- **Exercise task**: Present each line of the material below as a Markdown table with the columns Row and Line, numbering the rows in order and omitting any blank lines.

++++ Source material

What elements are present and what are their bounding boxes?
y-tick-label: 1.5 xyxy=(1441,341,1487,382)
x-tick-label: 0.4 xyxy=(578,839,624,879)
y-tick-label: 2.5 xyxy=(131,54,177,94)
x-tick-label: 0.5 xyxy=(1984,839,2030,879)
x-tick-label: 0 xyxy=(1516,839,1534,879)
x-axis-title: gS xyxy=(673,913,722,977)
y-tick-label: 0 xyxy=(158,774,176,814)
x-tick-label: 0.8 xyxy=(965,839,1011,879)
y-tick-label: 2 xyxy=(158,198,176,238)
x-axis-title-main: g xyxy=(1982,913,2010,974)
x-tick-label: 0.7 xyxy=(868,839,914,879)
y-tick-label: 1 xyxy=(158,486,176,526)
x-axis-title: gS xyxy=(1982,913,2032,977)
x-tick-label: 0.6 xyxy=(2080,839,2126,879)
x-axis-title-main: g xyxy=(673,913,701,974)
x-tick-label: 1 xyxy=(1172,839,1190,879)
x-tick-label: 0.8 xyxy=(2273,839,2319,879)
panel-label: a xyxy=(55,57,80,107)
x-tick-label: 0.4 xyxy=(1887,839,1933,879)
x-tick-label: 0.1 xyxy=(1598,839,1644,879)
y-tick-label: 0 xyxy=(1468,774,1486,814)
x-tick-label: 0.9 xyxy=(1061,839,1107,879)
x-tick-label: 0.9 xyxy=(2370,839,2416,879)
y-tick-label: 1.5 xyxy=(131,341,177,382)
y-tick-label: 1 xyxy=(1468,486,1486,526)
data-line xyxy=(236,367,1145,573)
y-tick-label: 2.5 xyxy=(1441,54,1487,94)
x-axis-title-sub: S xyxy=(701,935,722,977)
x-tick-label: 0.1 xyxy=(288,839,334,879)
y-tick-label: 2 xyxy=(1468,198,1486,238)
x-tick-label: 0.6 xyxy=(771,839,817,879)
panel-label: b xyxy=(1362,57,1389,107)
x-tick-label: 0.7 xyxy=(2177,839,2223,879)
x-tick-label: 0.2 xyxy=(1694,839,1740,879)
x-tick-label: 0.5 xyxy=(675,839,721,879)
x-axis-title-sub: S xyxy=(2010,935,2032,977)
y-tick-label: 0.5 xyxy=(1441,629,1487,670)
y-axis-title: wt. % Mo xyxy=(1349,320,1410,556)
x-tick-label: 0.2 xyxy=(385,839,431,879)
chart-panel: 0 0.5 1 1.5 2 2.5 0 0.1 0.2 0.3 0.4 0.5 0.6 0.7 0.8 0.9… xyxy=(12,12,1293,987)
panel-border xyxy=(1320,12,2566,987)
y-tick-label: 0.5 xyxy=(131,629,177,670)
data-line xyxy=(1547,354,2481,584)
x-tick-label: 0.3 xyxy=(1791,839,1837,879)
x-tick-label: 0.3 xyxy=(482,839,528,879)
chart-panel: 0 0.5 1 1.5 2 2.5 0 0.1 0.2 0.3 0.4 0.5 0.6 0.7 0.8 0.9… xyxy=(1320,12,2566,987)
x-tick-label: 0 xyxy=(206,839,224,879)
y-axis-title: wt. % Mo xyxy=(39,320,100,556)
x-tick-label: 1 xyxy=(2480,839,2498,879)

++++++++

- **Response to this exercise**:
| Row | Line |
|---|---|
| 1 | What elements are present and what are their bounding boxes? |
| 2 | y-tick-label: 1.5 xyxy=(1441,341,1487,382) |
| 3 | x-tick-label: 0.4 xyxy=(578,839,624,879) |
| 4 | y-tick-label: 2.5 xyxy=(131,54,177,94) |
| 5 | x-tick-label: 0.5 xyxy=(1984,839,2030,879) |
| 6 | x-tick-label: 0 xyxy=(1516,839,1534,879) |
| 7 | x-axis-title: gS xyxy=(673,913,722,977) |
| 8 | y-tick-label: 0 xyxy=(158,774,176,814) |
| 9 | x-tick-label: 0.8 xyxy=(965,839,1011,879) |
| 10 | y-tick-label: 2 xyxy=(158,198,176,238) |
| 11 | x-axis-title-main: g xyxy=(1982,913,2010,974) |
| 12 | x-tick-label: 0.7 xyxy=(868,839,914,879) |
| 13 | y-tick-label: 1 xyxy=(158,486,176,526) |
| 14 | x-axis-title: gS xyxy=(1982,913,2032,977) |
| 15 | x-tick-label: 0.6 xyxy=(2080,839,2126,879) |
| 16 | x-axis-title-main: g xyxy=(673,913,701,974) |
| 17 | x-tick-label: 1 xyxy=(1172,839,1190,879) |
| 18 | x-tick-label: 0.8 xyxy=(2273,839,2319,879) |
| 19 | panel-label: a xyxy=(55,57,80,107) |
| 20 | x-tick-label: 0.4 xyxy=(1887,839,1933,879) |
| 21 | x-tick-label: 0.1 xyxy=(1598,839,1644,879) |
| 22 | y-tick-label: 0 xyxy=(1468,774,1486,814) |
| 23 | x-tick-label: 0.9 xyxy=(1061,839,1107,879) |
| 24 | x-tick-label: 0.9 xyxy=(2370,839,2416,879) |
| 25 | y-tick-label: 1.5 xyxy=(131,341,177,382) |
| 26 | y-tick-label: 1 xyxy=(1468,486,1486,526) |
| 27 | data-line xyxy=(236,367,1145,573) |
| 28 | y-tick-label: 2.5 xyxy=(1441,54,1487,94) |
| 29 | x-axis-title-sub: S xyxy=(701,935,722,977) |
| 30 | x-tick-label: 0.1 xyxy=(288,839,334,879) |
| 31 | y-tick-label: 2 xyxy=(1468,198,1486,238) |
| 32 | x-tick-label: 0.6 xyxy=(771,839,817,879) |
| 33 | panel-label: b xyxy=(1362,57,1389,107) |
| 34 | x-tick-label: 0.7 xyxy=(2177,839,2223,879) |
| 35 | x-tick-label: 0.2 xyxy=(1694,839,1740,879) |
| 36 | x-tick-label: 0.5 xyxy=(675,839,721,879) |
| 37 | x-axis-title-sub: S xyxy=(2010,935,2032,977) |
| 38 | y-tick-label: 0.5 xyxy=(1441,629,1487,670) |
| 39 | y-axis-title: wt. % Mo xyxy=(1349,320,1410,556) |
| 40 | x-tick-label: 0.2 xyxy=(385,839,431,879) |
| 41 | chart-panel: 0 0.5 1 1.5 2 2.5 0 0.1 0.2 0.3 0.4 0.5 0.6 0.7 0.8 0.9… xyxy=(12,12,1293,987) |
| 42 | panel-border xyxy=(1320,12,2566,987) |
| 43 | y-tick-label: 0.5 xyxy=(131,629,177,670) |
| 44 | data-line xyxy=(1547,354,2481,584) |
| 45 | x-tick-label: 0.3 xyxy=(1791,839,1837,879) |
| 46 | x-tick-label: 0.3 xyxy=(482,839,528,879) |
| 47 | chart-panel: 0 0.5 1 1.5 2 2.5 0 0.1 0.2 0.3 0.4 0.5 0.6 0.7 0.8 0.9… xyxy=(1320,12,2566,987) |
| 48 | x-tick-label: 0 xyxy=(206,839,224,879) |
| 49 | y-axis-title: wt. % Mo xyxy=(39,320,100,556) |
| 50 | x-tick-label: 1 xyxy=(2480,839,2498,879) |